Seçilen bölüm:
________

Barışın Yolunu Açmak Konferansı birçok kesimi bir araya getirdi: Barışın yolunu açmak zorundayız

Barış İçin Toplumsal Girişim, İstanbul’da “Barışın Yolunu Açmak” başlıklı bir konferans düzenledi. Konferansa Eş Genel Başkan Yardımcımız Tayip Temel ve parti yöneticilerimiz ile Kürt siyasetçi Gültan Kışanak, 22. Dönem TBMM Başkanı ve Başbakan Yardımcısı Bülent Arınç, CHP eski Genel Başkanı ve diplomat Hikmet Çetin gibi isimler katıldı. Konferansın açılış konuşmasını Ayşegül Devecioğlu ve Rıza Türmen yaptı. Sürecin fırsatlar yarattığını belirten Türmen, bir taraftan şiddetsiz bir süreç varken diğer taraftan baskı sürecinin devam ettiğini belirterek, “Fırsatları kullanacaksak süreçleri birleştirip demokratikleşmeye götürmek lazım” dedi.

Rıza Türmen: STK’lara çok işler düşüyor

Barışın sadece silah bırakmayla sağlanamayacağını belirten Türmen, savaşa sebep olan nedenlerin ortadan kaldırılması ve barışın toplumsallaştırılması gerektiğine vurgu yaptı. Türmen, barışın toplumsallaşması için STK’lara da çok işler düştüğünü söyledi. Türmen ayrıca; Mecliste bir komisyonun kurulmasının Kürt sorununa güvenlik penceresiyle değil, siyasal ve toplumsal bir şekilde bakmak anlamına geleceğini söyledi. Komisyona dair eleştirilerde bulunan Türmen, sivil toplumun da bu komisyonda mutlaka rol alması gerektiğini belirtti.

Konferansın ilk oturumu, “Kürt Sorununda Çözümün Neresindeyiz” başlığında Kürt sorununun çözümünün demokratikleşme ile birlikte ilerlemesi ve barışın gerçekleşmesi konuları tartışıldı. İlk oturumun moderatörlüğünü siyasetçi, hak savunucusu ve akademisyen Fatma Bostan Ünsal yaptı. Kafkas Dernekleri Federasyonu Yönetim Kurulu üyesi Ayça Atçı, 22. Dönem TBMM Başkanı ve Başbakan Yardımcısı Bülent Arınç, Kürt siyasetçi Gültan Kışanak, CHP eski Genel Başkanı ve diplomat Hikmet Çetin ve Alevi Bektaşi Federasyonu Genel Başkanı Mustafa Arslan konuşmalar yaptı.

Ayça Atçı: Çerkesler için tarih çoğu zaman fısıltılarda yaşar

Ayça Atçı, azınlık olmanın kendi hikayesinin yabancısı olduğunu belirterek, bu topraklarda sesi duyulmayanların adına konuştuğunu söyledi. Atçı, “Biz Çerkesler için tarih, çoğu zaman fısıltılarda yaşar” dedi. Atçı, “Biz çoğu zaman barışın konuşulduğu masada yer almadık ama herkes için barış olsun istedik. Barış ancak hafızayla mümkündür. Herkesin kendisi olarak yaşayabilmesidir. Herkesin kendi diliyle korkmadan, utanmadan konuşabilmesidir” dedi.

________

Ham satırlar:
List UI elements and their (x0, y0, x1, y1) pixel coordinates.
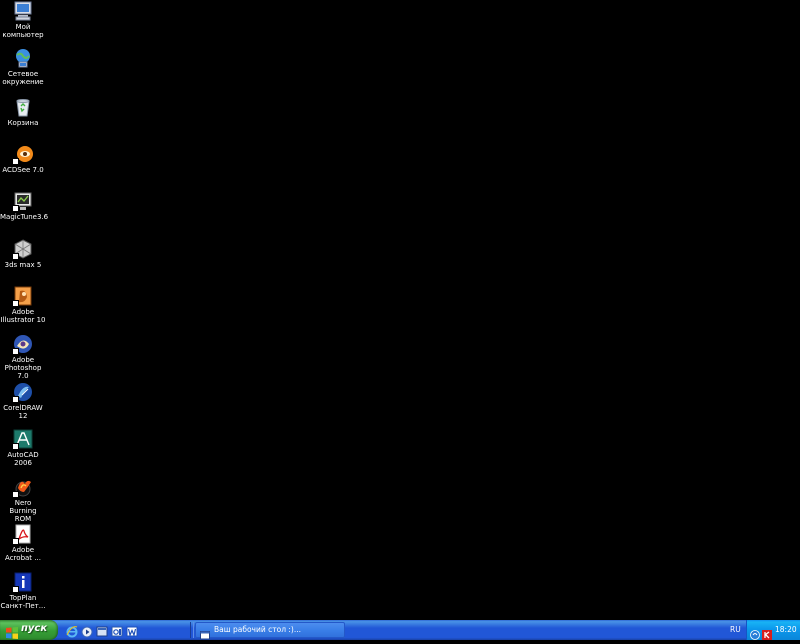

________

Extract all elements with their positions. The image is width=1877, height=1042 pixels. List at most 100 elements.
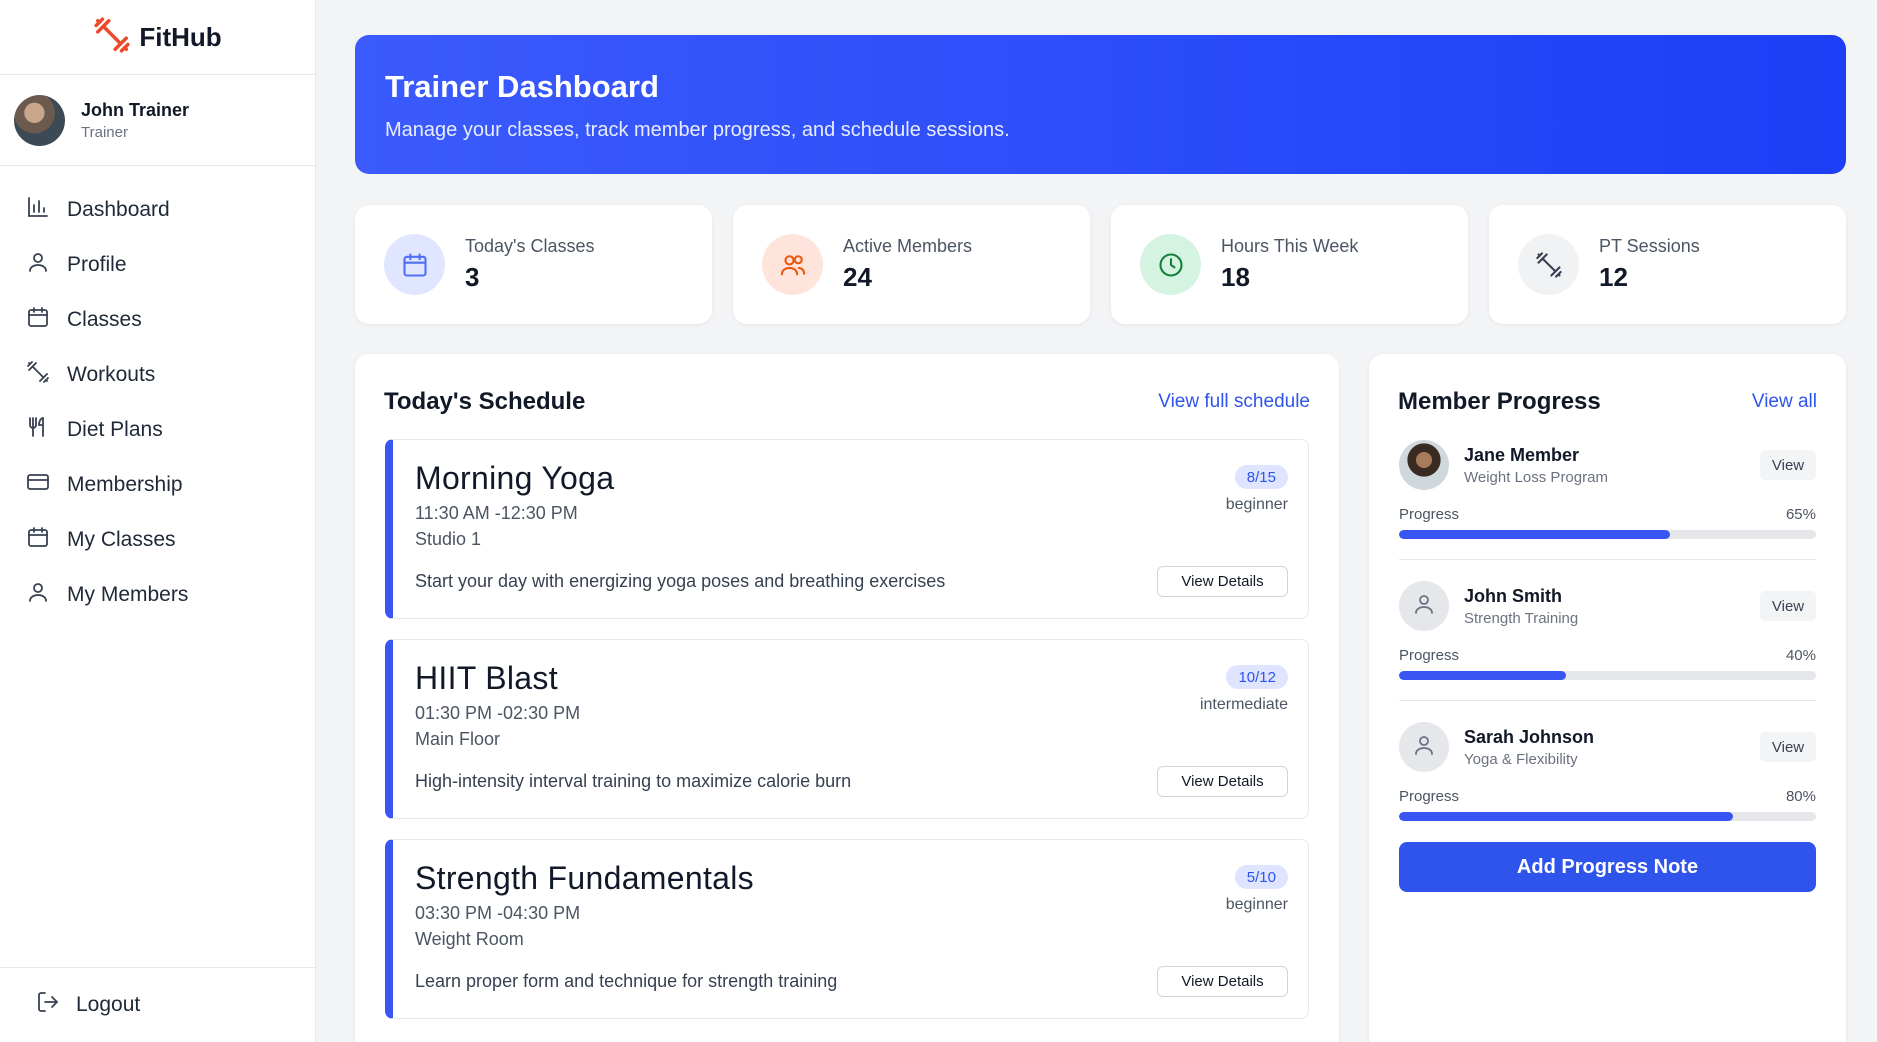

________

Görev tanımı: Lütfen seçilen bölüme göre konferansın ilk oturumunda moderatörlüğü kimin yaptığını yazın.

Doğru çıktı: İlk oturumun moderatörlüğünü siyasetçi, hak savunucusu ve akademisyen Fatma Bostan Ünsal yaptı.